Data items
◆ ◆ ◆ ◆
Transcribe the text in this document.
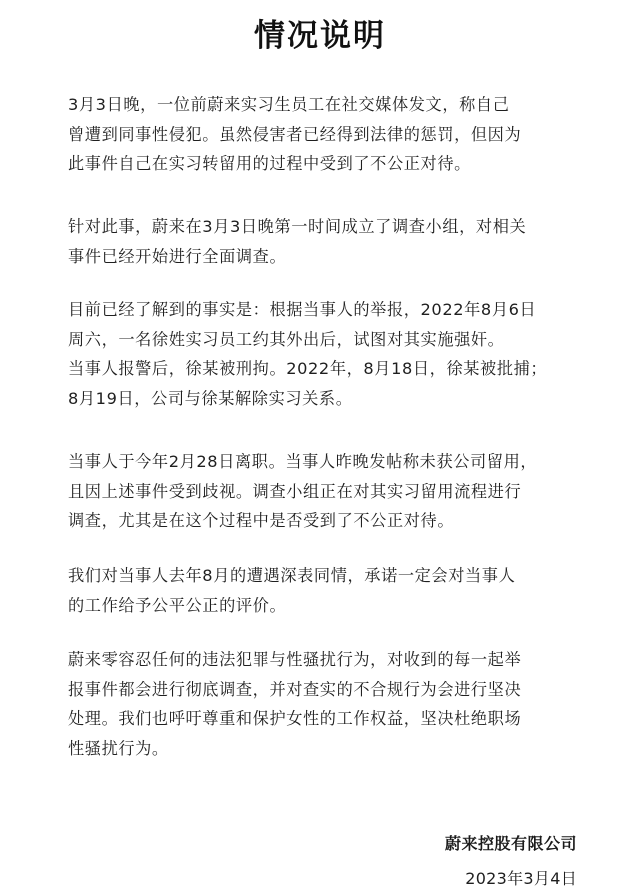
情况说明
3月3日晚，一位前蔚来实习生员工在社交媒体发文，称自己
曾遭到同事性侵犯。虽然侵害者已经得到法律的惩罚，但因为
此事件自己在实习转留用的过程中受到了不公正对待。
针对此事，蔚来在3月3日晚第一时间成立了调查小组，对相关
事件已经开始进行全面调查。
目前已经了解到的事实是：根据当事人的举报，2022年8月6日
周六，一名徐姓实习员工约其外出后，试图对其实施强奸。
当事人报警后，徐某被刑拘。2022年，8月18日，徐某被批捕；
8月19日，公司与徐某解除实习关系。
当事人于今年2月28日离职。当事人昨晚发帖称未获公司留用，
且因上述事件受到歧视。调查小组正在对其实习留用流程进行
调查，尤其是在这个过程中是否受到了不公正对待。
我们对当事人去年8月的遭遇深表同情，承诺一定会对当事人
的工作给予公平公正的评价。
蔚来零容忍任何的违法犯罪与性骚扰行为，对收到的每一起举
报事件都会进行彻底调查，并对查实的不合规行为会进行坚决
处理。我们也呼吁尊重和保护女性的工作权益，坚决杜绝职场
性骚扰行为。
蔚来控股有限公司
2023年3月4日
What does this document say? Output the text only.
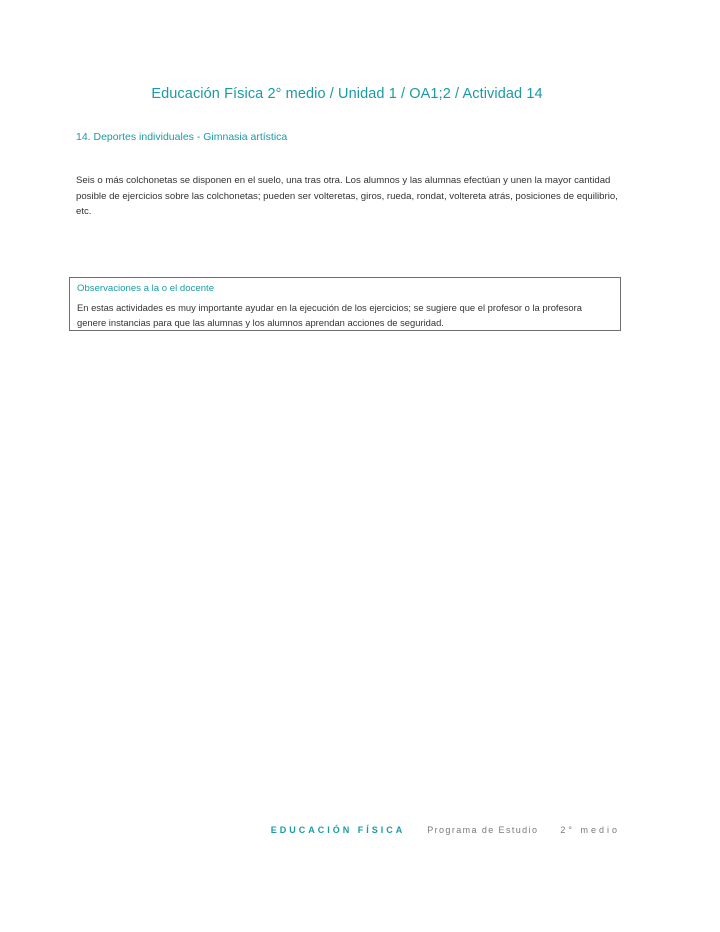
Educación Física 2° medio / Unidad 1 / OA1;2 / Actividad 14
14. Deportes individuales - Gimnasia artística
Seis o más colchonetas se disponen en el suelo, una tras otra. Los alumnos y las alumnas efectúan y unen la mayor cantidad posible de ejercicios sobre las colchonetas; pueden ser volteretas, giros, rueda, rondat, voltereta atrás, posiciones de equilibrio, etc.
Observaciones a la o el docente
En estas actividades es muy importante ayudar en la ejecución de los ejercicios; se sugiere que el profesor o la profesora genere instancias para que las alumnas y los alumnos aprendan acciones de seguridad.
EDUCACIÓN FÍSICA Programa de Estudio 2° medio
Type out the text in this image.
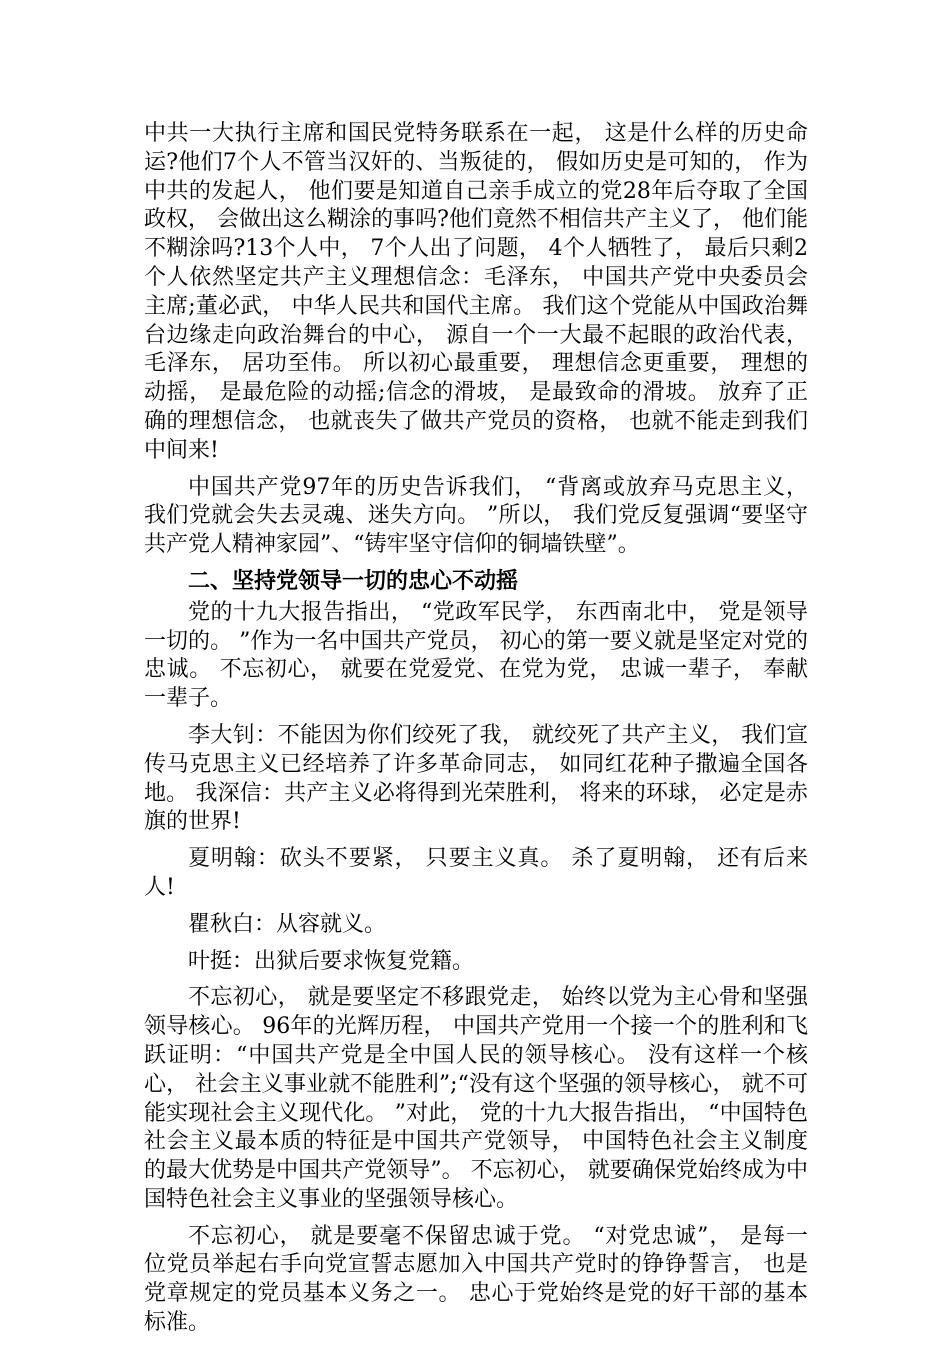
中共一大执行主席和国民党特务联系在一起， 这是什么样的历史命运?他们7个人不管当汉奸的、当叛徒的， 假如历史是可知的， 作为中共的发起人， 他们要是知道自己亲手成立的党28年后夺取了全国政权， 会做出这么糊涂的事吗?他们竟然不相信共产主义了， 他们能不糊涂吗?13个人中， 7个人出了问题， 4个人牺牲了， 最后只剩2个人依然坚定共产主义理想信念：毛泽东， 中国共产党中央委员会主席;董必武， 中华人民共和国代主席。 我们这个党能从中国政治舞台边缘走向政治舞台的中心， 源自一个一大最不起眼的政治代表， 毛泽东， 居功至伟。 所以初心最重要， 理想信念更重要， 理想的动摇， 是最危险的动摇;信念的滑坡， 是最致命的滑坡。 放弃了正确的理想信念， 也就丧失了做共产党员的资格， 也就不能走到我们中间来!

中国共产党97年的历史告诉我们， “背离或放弃马克思主义， 我们党就会失去灵魂、迷失方向。 ”所以， 我们党反复强调“要坚守共产党人精神家园”、“铸牢坚守信仰的铜墙铁壁”。

二、坚持党领导一切的忠心不动摇

党的十九大报告指出， “党政军民学， 东西南北中， 党是领导一切的。 ”作为一名中国共产党员， 初心的第一要义就是坚定对党的忠诚。 不忘初心， 就要在党爱党、在党为党， 忠诚一辈子， 奉献一辈子。

李大钊：不能因为你们绞死了我， 就绞死了共产主义， 我们宣传马克思主义已经培养了许多革命同志， 如同红花种子撒遍全国各地。 我深信：共产主义必将得到光荣胜利， 将来的环球， 必定是赤旗的世界!

夏明翰：砍头不要紧， 只要主义真。 杀了夏明翰， 还有后来人!

瞿秋白：从容就义。

叶挺：出狱后要求恢复党籍。

不忘初心， 就是要坚定不移跟党走， 始终以党为主心骨和坚强领导核心。 96年的光辉历程， 中国共产党用一个接一个的胜利和飞跃证明：“中国共产党是全中国人民的领导核心。 没有这样一个核心， 社会主义事业就不能胜利”;“没有这个坚强的领导核心， 就不可能实现社会主义现代化。 ”对此， 党的十九大报告指出， “中国特色社会主义最本质的特征是中国共产党领导， 中国特色社会主义制度的最大优势是中国共产党领导”。 不忘初心， 就要确保党始终成为中国特色社会主义事业的坚强领导核心。

不忘初心， 就是要毫不保留忠诚于党。 “对党忠诚”， 是每一 位党员举起右手向党宣誓志愿加入中国共产党时的铮铮誓言， 也是党章规定的党员基本义务之一。 忠心于党始终是党的好干部的基本标准。
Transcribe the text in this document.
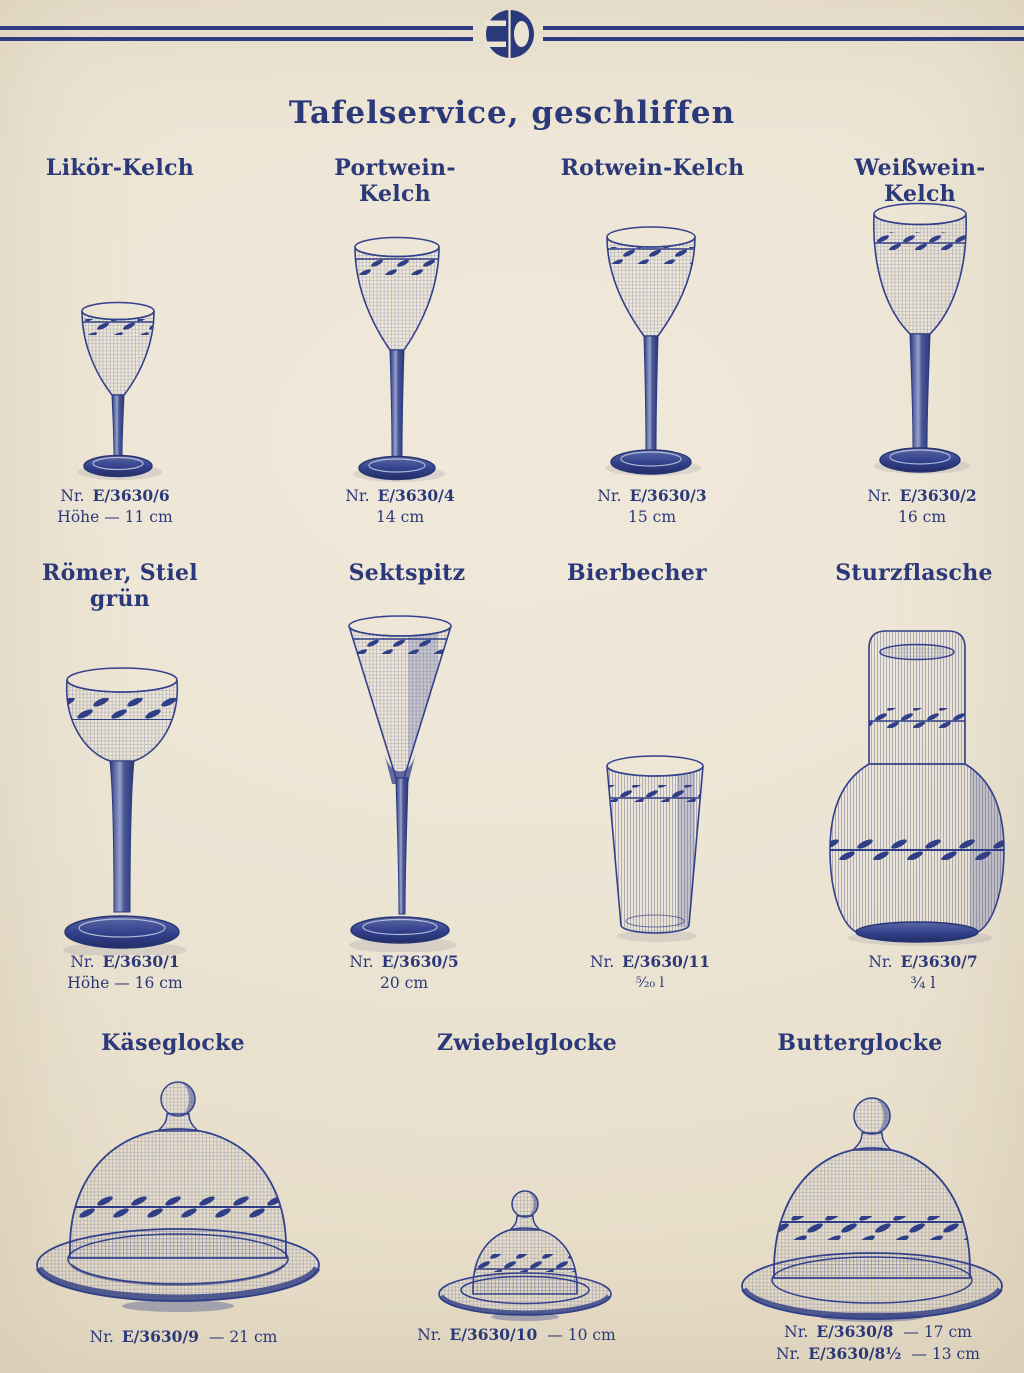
Tafelservice, geschliffen
Likör-Kelch	Portwein-Kelch
Rotwein-Kelch	Weißwein-Kelch
Nr. E/3630/6
Höhe — 11 cm
Nr. E/3630/4
14 cm
Nr. E/3630/3
15 cm
Nr. E/3630/2
16 cm
Römer, Stiel grün
Sektspitz	Bierbecher	Sturzflasche
Nr. E/3630/1
Höhe — 16 cm
Nr. E/3630/5
20 cm
Nr. E/3630/11
⁵⁄₂₀ l
Nr. E/3630/7
¾ l
Käseglocke	Zwiebelglocke	Butterglocke
Nr. E/3630/9 — 21 cm	Nr. E/3630/10 — 10 cm	Nr. E/3630/8 — 17 cm
Nr. E/3630/8½ — 13 cm
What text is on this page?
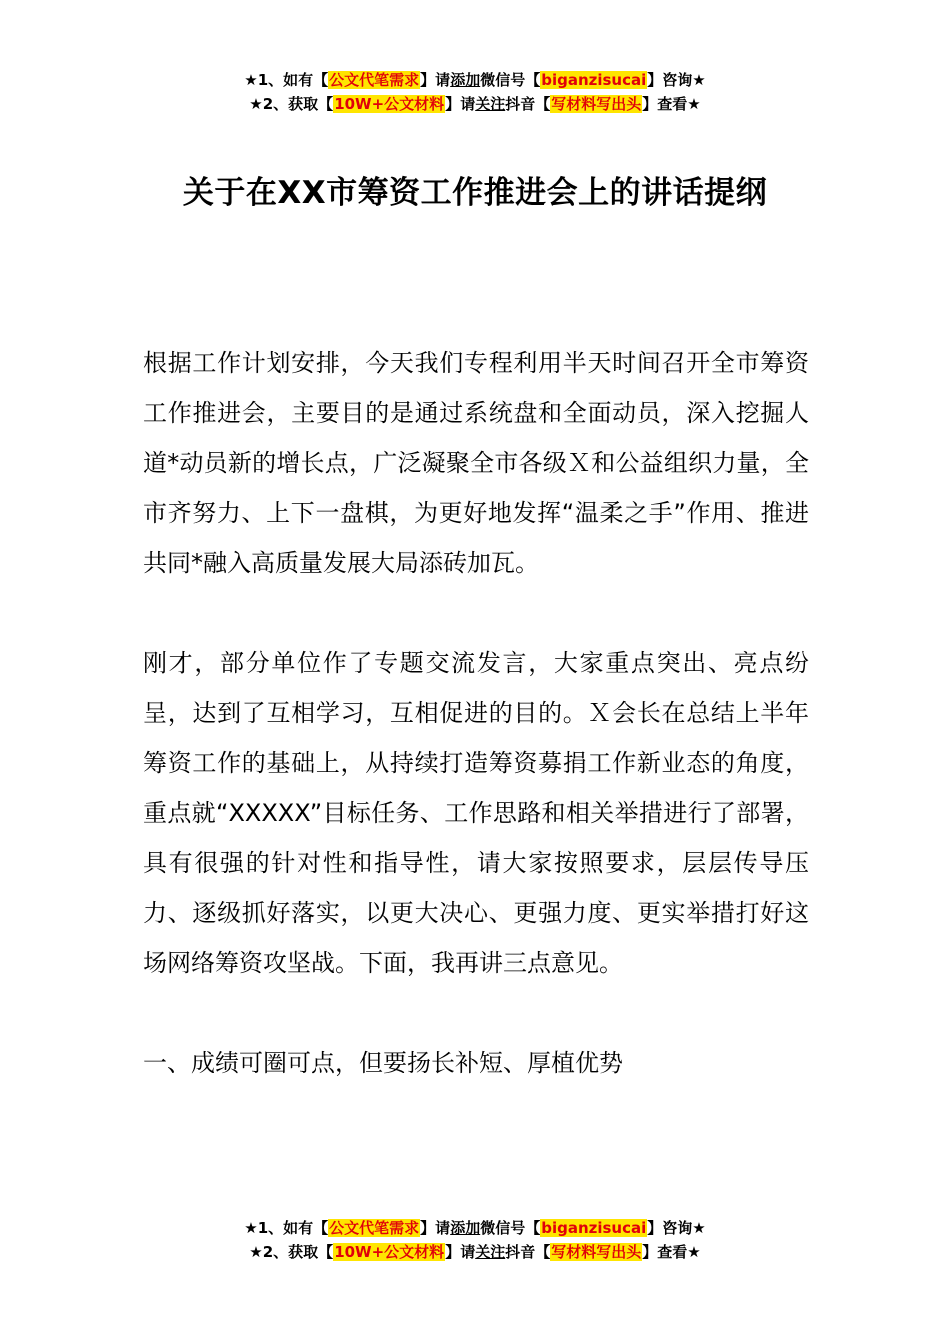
★1、如有【公文代笔需求】请添加微信号【biganzisucai】咨询★
★2、获取【10W+公文材料】请关注抖音【写材料写出头】查看★
关于在XX市筹资工作推进会上的讲话提纲

根据工作计划安排，今天我们专程利用半天时间召开全市筹资工作推进会，主要目的是通过系统盘和全面动员，深入挖掘人道*动员新的增长点，广泛凝聚全市各级Ｘ和公益组织力量，全市齐努力、上下一盘棋，为更好地发挥“温柔之手”作用、推进共同*融入高质量发展大局添砖加瓦。

刚才，部分单位作了专题交流发言，大家重点突出、亮点纷呈，达到了互相学习，互相促进的目的。Ｘ会长在总结上半年筹资工作的基础上，从持续打造筹资募捐工作新业态的角度，重点就“XXXXX”目标任务、工作思路和相关举措进行了部署，具有很强的针对性和指导性，请大家按照要求，层层传导压力、逐级抓好落实，以更大决心、更强力度、更实举措打好这场网络筹资攻坚战。下面，我再讲三点意见。

一、成绩可圈可点，但要扬长补短、厚植优势

★1、如有【公文代笔需求】请添加微信号【biganzisucai】咨询★
★2、获取【10W+公文材料】请关注抖音【写材料写出头】查看★
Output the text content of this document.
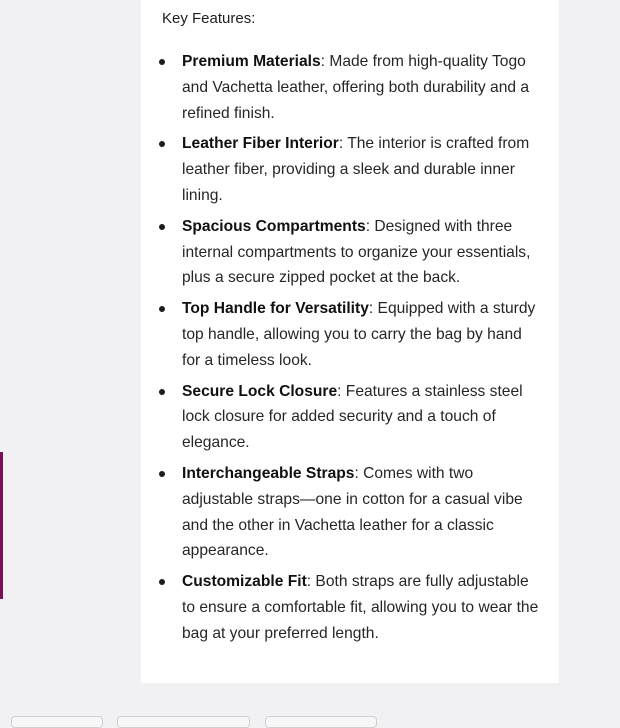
Key Features:
Premium Materials: Made from high-quality Togo and Vachetta leather, offering both durability and a refined finish.
Leather Fiber Interior: The interior is crafted from leather fiber, providing a sleek and durable inner lining.
Spacious Compartments: Designed with three internal compartments to organize your essentials, plus a secure zipped pocket at the back.
Top Handle for Versatility: Equipped with a sturdy top handle, allowing you to carry the bag by hand for a timeless look.
Secure Lock Closure: Features a stainless steel lock closure for added security and a touch of elegance.
Interchangeable Straps: Comes with two adjustable straps—one in cotton for a casual vibe and the other in Vachetta leather for a classic appearance.
Customizable Fit: Both straps are fully adjustable to ensure a comfortable fit, allowing you to wear the bag at your preferred length.
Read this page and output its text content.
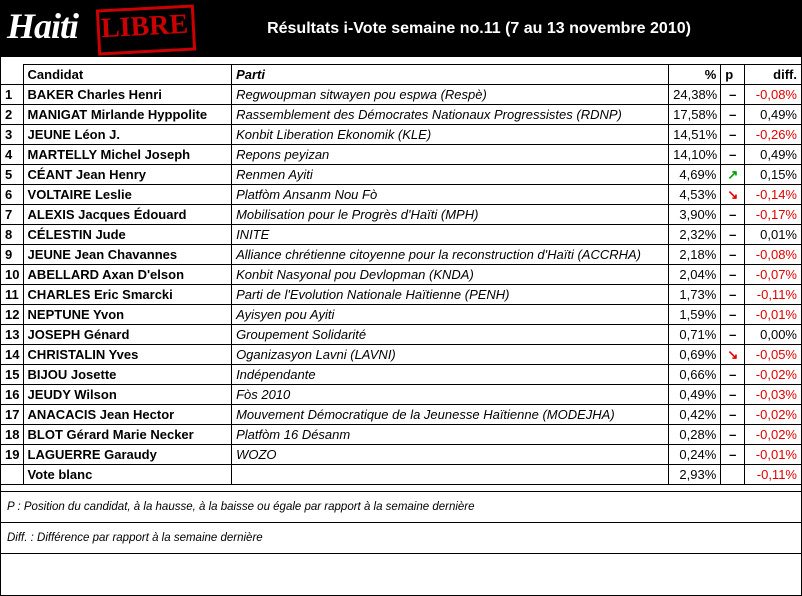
Haiti LIBRE	Résultats i-Vote semaine no.11 (7 au 13 novembre 2010)
	Candidat	Parti	%	p	diff.
1	BAKER Charles Henri	Regwoupman sitwayen pou espwa (Respè)	24,38%	–	-0,08%
2	MANIGAT Mirlande Hyppolite	Rassemblement des Démocrates Nationaux Progressistes (RDNP)	17,58%	–	0,49%
3	JEUNE Léon J.	Konbit Liberation Ekonomik (KLE)	14,51%	–	-0,26%
4	MARTELLY Michel Joseph	Repons peyizan	14,10%	–	0,49%
5	CÉANT Jean Henry	Renmen Ayiti	4,69%	↗	0,15%
6	VOLTAIRE Leslie	Platfòm Ansanm Nou Fò	4,53%	↘	-0,14%
7	ALEXIS Jacques Édouard	Mobilisation pour le Progrès d'Haïti (MPH)	3,90%	–	-0,17%
8	CÉLESTIN Jude	INITE	2,32%	–	0,01%
9	JEUNE Jean Chavannes	Alliance chrétienne citoyenne pour la reconstruction d'Haïti (ACCRHA)	2,18%	–	-0,08%
10	ABELLARD Axan D'elson	Konbit Nasyonal pou Devlopman (KNDA)	2,04%	–	-0,07%
11	CHARLES Eric Smarcki	Parti de l'Evolution Nationale Haïtienne (PENH)	1,73%	–	-0,11%
12	NEPTUNE Yvon	Ayisyen pou Ayiti	1,59%	–	-0,01%
13	JOSEPH Génard	Groupement Solidarité	0,71%	–	0,00%
14	CHRISTALIN Yves	Oganizasyon Lavni (LAVNI)	0,69%	↘	-0,05%
15	BIJOU Josette	Indépendante	0,66%	–	-0,02%
16	JEUDY Wilson	Fòs 2010	0,49%	–	-0,03%
17	ANACACIS Jean Hector	Mouvement Démocratique de la Jeunesse Haïtienne (MODEJHA)	0,42%	–	-0,02%
18	BLOT Gérard Marie Necker	Platfòm 16 Désanm	0,28%	–	-0,02%
19	LAGUERRE Garaudy	WOZO	0,24%	–	-0,01%
	Vote blanc		2,93%		-0,11%
P : Position du candidat, à la hausse, à la baisse ou égale par rapport à la semaine dernière
Diff. : Différence par rapport à la semaine dernière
◆ ◆ ◆ ◆
Exercise objective:
Report every line in the data above in which the word "Parti" appears.

Solution to the problem:
	Candidat	Parti	%	p	diff.
11	CHARLES Eric Smarcki	Parti de l'Evolution Nationale Haïtienne (PENH)	1,73%	–	-0,11%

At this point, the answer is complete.